Each line in the entries below that holds the string "JSON" is to be listed.
*** EXERCISE DATA
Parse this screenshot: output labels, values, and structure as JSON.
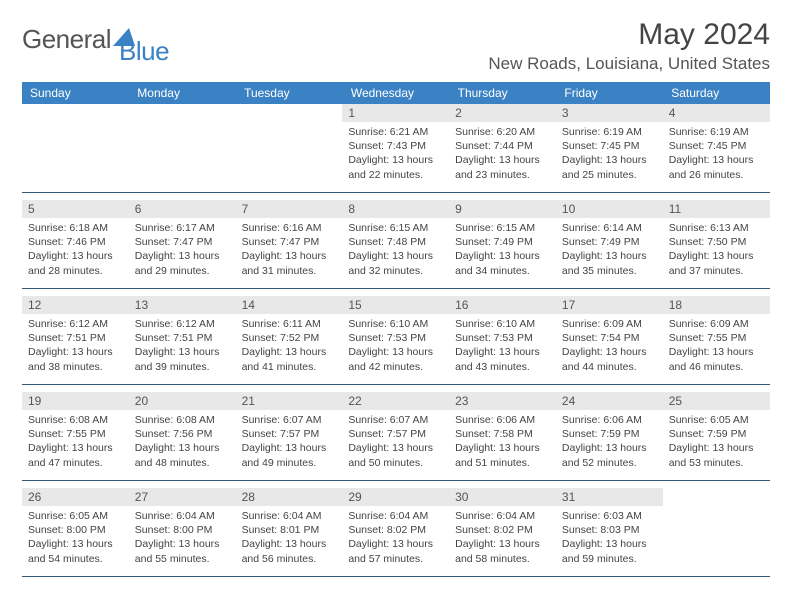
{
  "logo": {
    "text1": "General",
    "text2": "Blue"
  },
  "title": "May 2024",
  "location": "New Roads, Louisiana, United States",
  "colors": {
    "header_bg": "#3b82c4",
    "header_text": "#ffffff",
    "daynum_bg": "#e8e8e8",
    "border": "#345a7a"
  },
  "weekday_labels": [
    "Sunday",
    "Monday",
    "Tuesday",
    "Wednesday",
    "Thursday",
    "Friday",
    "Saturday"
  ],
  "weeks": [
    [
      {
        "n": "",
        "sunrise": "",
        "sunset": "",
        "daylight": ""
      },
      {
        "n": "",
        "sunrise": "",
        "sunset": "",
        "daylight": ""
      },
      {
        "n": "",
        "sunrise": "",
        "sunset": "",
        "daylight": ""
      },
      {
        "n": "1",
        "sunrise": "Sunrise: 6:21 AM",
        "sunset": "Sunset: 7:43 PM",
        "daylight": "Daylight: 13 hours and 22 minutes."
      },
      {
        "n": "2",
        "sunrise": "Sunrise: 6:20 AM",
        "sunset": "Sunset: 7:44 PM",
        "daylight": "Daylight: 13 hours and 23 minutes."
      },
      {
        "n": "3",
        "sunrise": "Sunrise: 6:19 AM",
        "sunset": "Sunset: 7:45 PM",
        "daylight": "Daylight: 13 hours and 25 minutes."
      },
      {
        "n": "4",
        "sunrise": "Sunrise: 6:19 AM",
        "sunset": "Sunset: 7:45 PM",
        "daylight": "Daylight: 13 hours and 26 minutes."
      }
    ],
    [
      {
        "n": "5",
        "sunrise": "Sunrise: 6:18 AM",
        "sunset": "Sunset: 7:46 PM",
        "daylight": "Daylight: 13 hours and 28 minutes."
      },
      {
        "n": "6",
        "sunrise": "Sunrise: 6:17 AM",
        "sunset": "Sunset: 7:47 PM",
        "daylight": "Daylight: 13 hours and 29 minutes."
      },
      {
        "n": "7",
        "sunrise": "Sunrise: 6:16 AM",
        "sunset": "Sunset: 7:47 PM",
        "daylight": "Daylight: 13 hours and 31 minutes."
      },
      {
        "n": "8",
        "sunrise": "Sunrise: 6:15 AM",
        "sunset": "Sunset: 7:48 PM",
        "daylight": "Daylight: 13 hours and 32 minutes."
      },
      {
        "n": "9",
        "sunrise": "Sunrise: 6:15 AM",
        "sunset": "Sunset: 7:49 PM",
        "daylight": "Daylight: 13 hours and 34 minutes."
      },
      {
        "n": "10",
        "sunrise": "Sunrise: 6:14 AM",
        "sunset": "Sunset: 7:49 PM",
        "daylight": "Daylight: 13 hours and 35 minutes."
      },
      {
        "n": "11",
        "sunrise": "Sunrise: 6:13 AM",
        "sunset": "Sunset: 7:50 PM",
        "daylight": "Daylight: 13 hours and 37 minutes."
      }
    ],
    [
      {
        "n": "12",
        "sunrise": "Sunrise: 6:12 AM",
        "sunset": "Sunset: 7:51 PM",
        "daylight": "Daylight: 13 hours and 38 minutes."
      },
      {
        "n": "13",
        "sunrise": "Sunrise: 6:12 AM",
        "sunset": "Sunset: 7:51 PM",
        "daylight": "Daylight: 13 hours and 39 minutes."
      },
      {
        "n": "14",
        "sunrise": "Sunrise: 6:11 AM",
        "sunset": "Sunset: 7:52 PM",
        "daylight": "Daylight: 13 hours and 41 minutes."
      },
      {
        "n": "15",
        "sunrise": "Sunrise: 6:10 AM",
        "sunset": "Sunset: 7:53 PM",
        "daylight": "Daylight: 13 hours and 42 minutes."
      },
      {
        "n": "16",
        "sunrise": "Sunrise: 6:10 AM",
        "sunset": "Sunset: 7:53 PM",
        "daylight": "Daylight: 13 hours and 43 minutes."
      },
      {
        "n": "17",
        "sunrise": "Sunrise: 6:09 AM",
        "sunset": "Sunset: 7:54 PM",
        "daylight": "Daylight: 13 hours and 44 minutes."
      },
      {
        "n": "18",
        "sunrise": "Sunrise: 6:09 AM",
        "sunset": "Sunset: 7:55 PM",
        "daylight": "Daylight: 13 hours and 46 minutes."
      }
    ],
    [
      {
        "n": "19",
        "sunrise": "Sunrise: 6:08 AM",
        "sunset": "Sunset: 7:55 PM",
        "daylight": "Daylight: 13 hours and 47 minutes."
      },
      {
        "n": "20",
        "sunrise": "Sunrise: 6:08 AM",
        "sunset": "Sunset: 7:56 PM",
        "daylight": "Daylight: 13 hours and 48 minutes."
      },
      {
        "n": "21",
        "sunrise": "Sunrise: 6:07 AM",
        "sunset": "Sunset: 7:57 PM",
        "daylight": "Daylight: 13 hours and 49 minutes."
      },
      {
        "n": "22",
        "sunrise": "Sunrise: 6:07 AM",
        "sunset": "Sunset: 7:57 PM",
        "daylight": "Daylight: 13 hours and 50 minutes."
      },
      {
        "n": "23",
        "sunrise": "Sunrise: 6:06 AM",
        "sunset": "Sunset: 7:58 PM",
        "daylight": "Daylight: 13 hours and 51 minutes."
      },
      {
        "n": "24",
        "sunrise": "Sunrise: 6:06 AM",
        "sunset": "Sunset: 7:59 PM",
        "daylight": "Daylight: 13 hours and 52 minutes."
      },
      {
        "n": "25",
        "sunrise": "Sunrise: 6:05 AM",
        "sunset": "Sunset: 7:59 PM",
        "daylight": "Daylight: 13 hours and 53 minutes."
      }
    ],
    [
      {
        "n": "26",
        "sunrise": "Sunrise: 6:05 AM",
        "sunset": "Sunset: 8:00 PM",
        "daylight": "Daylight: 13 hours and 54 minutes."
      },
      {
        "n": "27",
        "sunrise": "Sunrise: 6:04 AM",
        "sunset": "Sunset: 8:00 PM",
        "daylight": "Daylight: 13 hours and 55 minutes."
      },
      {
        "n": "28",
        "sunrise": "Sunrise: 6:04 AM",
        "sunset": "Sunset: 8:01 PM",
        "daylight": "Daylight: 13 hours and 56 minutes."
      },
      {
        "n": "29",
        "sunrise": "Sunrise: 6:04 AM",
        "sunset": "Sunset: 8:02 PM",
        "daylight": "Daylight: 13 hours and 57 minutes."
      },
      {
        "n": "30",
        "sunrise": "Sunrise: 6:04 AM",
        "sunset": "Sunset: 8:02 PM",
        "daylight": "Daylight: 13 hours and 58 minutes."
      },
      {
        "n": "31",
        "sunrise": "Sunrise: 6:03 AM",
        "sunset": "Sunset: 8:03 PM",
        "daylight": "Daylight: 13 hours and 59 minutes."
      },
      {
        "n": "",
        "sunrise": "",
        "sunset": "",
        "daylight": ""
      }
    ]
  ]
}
******
*** EXERCISE DATA
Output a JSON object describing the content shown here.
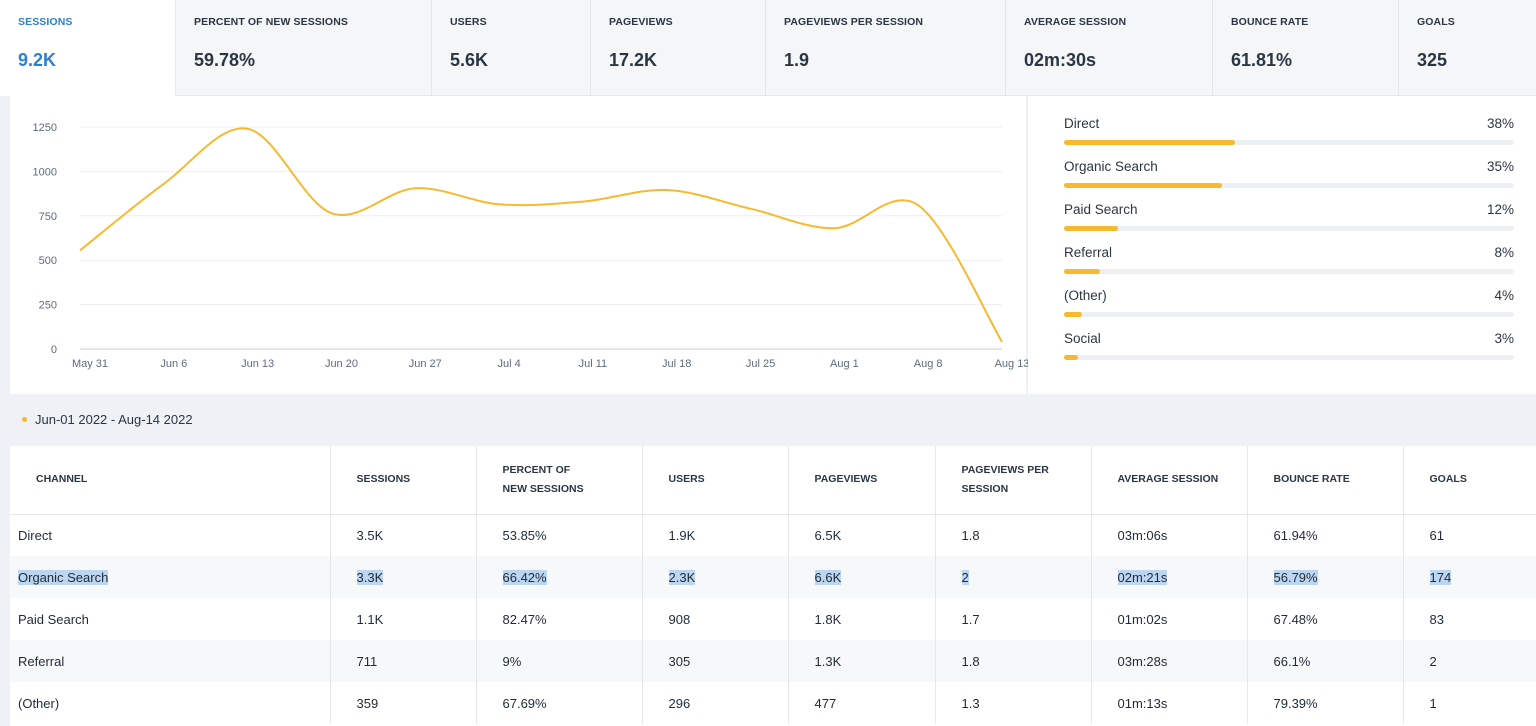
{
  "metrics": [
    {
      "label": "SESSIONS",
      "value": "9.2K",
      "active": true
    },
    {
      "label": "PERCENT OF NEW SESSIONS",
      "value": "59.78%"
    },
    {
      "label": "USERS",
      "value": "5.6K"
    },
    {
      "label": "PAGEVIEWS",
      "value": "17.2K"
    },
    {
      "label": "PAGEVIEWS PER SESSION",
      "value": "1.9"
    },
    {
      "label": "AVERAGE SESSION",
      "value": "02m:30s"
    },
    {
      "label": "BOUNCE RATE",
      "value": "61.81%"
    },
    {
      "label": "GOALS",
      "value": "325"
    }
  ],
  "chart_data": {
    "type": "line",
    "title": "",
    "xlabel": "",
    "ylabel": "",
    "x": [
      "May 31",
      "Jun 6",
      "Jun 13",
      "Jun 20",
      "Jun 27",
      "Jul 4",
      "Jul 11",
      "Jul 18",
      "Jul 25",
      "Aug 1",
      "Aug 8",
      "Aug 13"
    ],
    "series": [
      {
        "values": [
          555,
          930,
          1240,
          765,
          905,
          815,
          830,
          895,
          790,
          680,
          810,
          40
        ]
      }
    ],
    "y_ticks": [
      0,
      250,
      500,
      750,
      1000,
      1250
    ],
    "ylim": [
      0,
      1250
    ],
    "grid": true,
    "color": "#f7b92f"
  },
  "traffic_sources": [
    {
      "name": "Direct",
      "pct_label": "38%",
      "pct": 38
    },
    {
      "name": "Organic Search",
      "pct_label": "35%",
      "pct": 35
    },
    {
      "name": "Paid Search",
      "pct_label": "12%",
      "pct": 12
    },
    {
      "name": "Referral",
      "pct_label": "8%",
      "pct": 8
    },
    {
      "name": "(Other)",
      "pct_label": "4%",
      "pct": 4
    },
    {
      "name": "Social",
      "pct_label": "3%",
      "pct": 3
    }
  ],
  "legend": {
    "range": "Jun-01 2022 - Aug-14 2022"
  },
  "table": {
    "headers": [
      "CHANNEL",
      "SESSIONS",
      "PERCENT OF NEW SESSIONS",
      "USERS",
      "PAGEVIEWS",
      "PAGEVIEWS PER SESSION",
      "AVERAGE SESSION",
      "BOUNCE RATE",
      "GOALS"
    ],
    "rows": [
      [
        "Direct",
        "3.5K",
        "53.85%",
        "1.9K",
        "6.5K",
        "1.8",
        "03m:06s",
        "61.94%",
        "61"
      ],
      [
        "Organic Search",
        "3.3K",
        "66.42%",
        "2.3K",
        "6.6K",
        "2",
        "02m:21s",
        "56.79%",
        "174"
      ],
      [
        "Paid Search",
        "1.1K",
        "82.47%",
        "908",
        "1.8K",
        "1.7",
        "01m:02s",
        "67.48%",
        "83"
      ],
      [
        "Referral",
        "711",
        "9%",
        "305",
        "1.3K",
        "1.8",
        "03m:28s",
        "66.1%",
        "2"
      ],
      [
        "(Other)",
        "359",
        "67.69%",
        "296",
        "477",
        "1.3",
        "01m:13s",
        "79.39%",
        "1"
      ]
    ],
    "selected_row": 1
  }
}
******
SOLUTION BELOW =>
Parse this screenshot: output labels, values, and structure as JSON.
Output a JSON object describing the content shown here.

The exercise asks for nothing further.